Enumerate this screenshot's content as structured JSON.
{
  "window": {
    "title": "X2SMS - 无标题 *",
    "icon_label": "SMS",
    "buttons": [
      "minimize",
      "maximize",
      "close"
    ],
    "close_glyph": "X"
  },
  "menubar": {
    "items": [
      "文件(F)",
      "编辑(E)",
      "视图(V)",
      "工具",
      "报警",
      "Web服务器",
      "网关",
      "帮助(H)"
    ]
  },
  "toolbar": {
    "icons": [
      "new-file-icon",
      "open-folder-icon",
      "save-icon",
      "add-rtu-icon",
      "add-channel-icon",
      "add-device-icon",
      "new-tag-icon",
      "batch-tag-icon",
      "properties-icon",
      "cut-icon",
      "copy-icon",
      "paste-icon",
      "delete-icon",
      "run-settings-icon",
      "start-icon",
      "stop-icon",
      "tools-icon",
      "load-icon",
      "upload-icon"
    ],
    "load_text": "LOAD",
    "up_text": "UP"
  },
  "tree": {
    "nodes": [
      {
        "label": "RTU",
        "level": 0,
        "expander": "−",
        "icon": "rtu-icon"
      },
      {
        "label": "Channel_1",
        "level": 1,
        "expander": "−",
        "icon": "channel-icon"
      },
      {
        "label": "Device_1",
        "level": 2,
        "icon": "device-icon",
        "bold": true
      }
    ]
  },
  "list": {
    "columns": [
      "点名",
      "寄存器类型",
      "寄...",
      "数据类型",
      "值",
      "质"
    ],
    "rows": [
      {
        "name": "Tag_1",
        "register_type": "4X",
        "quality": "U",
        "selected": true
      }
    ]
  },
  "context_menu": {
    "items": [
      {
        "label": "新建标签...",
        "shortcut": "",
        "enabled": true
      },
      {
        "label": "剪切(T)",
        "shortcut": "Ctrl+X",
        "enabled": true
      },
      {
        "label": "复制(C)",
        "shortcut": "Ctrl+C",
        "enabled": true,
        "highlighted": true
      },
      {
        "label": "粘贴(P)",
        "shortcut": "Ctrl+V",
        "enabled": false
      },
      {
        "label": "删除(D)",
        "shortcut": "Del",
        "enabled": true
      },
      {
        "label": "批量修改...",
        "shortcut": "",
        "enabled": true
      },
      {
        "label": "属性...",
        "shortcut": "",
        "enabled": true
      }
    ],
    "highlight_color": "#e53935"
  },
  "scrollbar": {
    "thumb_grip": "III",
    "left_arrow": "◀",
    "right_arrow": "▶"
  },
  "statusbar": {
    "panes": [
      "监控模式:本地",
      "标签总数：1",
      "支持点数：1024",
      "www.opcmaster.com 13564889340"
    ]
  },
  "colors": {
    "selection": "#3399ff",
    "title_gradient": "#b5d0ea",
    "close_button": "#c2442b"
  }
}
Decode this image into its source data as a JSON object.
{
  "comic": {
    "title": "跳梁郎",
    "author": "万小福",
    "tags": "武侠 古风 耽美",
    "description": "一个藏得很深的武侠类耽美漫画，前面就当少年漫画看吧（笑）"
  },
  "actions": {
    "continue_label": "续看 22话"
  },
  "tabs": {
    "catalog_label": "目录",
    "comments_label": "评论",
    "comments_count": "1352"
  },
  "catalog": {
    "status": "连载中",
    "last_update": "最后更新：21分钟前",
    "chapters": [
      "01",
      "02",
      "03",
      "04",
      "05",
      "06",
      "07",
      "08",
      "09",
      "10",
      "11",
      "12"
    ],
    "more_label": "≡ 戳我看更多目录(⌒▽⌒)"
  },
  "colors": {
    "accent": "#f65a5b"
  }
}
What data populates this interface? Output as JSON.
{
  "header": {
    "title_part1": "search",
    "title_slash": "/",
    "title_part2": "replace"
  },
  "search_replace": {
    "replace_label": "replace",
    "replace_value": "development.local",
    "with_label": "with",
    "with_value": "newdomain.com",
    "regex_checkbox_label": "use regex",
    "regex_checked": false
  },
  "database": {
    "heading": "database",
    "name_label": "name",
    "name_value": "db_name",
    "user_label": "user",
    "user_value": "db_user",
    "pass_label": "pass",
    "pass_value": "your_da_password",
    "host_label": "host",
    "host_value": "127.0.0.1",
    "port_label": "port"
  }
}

◆ Aim: Restate every line of the data word for word.

◆ Answer to the exercise:
Enumerate this screenshot's content as structured JSON.
{
  "window": {
    "title": "X2SMS - 无标题 *",
    "icon_label": "SMS",
    "buttons": [
      "minimize",
      "maximize",
      "close"
    ],
    "close_glyph": "X"
  },
  "menubar": {
    "items": [
      "文件(F)",
      "编辑(E)",
      "视图(V)",
      "工具",
      "报警",
      "Web服务器",
      "网关",
      "帮助(H)"
    ]
  },
  "toolbar": {
    "icons": [
      "new-file-icon",
      "open-folder-icon",
      "save-icon",
      "add-rtu-icon",
      "add-channel-icon",
      "add-device-icon",
      "new-tag-icon",
      "batch-tag-icon",
      "properties-icon",
      "cut-icon",
      "copy-icon",
      "paste-icon",
      "delete-icon",
      "run-settings-icon",
      "start-icon",
      "stop-icon",
      "tools-icon",
      "load-icon",
      "upload-icon"
    ],
    "load_text": "LOAD",
    "up_text": "UP"
  },
  "tree": {
    "nodes": [
      {
        "label": "RTU",
        "level": 0,
        "expander": "−",
        "icon": "rtu-icon"
      },
      {
        "label": "Channel_1",
        "level": 1,
        "expander": "−",
        "icon": "channel-icon"
      },
      {
        "label": "Device_1",
        "level": 2,
        "icon": "device-icon",
        "bold": true
      }
    ]
  },
  "list": {
    "columns": [
      "点名",
      "寄存器类型",
      "寄...",
      "数据类型",
      "值",
      "质"
    ],
    "rows": [
      {
        "name": "Tag_1",
        "register_type": "4X",
        "quality": "U",
        "selected": true
      }
    ]
  },
  "context_menu": {
    "items": [
      {
        "label": "新建标签...",
        "shortcut": "",
        "enabled": true
      },
      {
        "label": "剪切(T)",
        "shortcut": "Ctrl+X",
        "enabled": true
      },
      {
        "label": "复制(C)",
        "shortcut": "Ctrl+C",
        "enabled": true,
        "highlighted": true
      },
      {
        "label": "粘贴(P)",
        "shortcut": "Ctrl+V",
        "enabled": false
      },
      {
        "label": "删除(D)",
        "shortcut": "Del",
        "enabled": true
      },
      {
        "label": "批量修改...",
        "shortcut": "",
        "enabled": true
      },
      {
        "label": "属性...",
        "shortcut": "",
        "enabled": true
      }
    ],
    "highlight_color": "#e53935"
  },
  "scrollbar": {
    "thumb_grip": "III",
    "left_arrow": "◀",
    "right_arrow": "▶"
  },
  "statusbar": {
    "panes": [
      "监控模式:本地",
      "标签总数：1",
      "支持点数：1024",
      "www.opcmaster.com 13564889340"
    ]
  },
  "colors": {
    "selection": "#3399ff",
    "title_gradient": "#b5d0ea",
    "close_button": "#c2442b"
  }
}
Decode this image into its source data as a JSON object.
{
  "comic": {
    "title": "跳梁郎",
    "author": "万小福",
    "tags": "武侠 古风 耽美",
    "description": "一个藏得很深的武侠类耽美漫画，前面就当少年漫画看吧（笑）"
  },
  "actions": {
    "continue_label": "续看 22话"
  },
  "tabs": {
    "catalog_label": "目录",
    "comments_label": "评论",
    "comments_count": "1352"
  },
  "catalog": {
    "status": "连载中",
    "last_update": "最后更新：21分钟前",
    "chapters": [
      "01",
      "02",
      "03",
      "04",
      "05",
      "06",
      "07",
      "08",
      "09",
      "10",
      "11",
      "12"
    ],
    "more_label": "≡ 戳我看更多目录(⌒▽⌒)"
  },
  "colors": {
    "accent": "#f65a5b"
  }
}
What data populates this interface? Output as JSON.
{
  "header": {
    "title_part1": "search",
    "title_slash": "/",
    "title_part2": "replace"
  },
  "search_replace": {
    "replace_label": "replace",
    "replace_value": "development.local",
    "with_label": "with",
    "with_value": "newdomain.com",
    "regex_checkbox_label": "use regex",
    "regex_checked": false
  },
  "database": {
    "heading": "database",
    "name_label": "name",
    "name_value": "db_name",
    "user_label": "user",
    "user_value": "db_user",
    "pass_label": "pass",
    "pass_value": "your_da_password",
    "host_label": "host",
    "host_value": "127.0.0.1",
    "port_label": "port"
  }
}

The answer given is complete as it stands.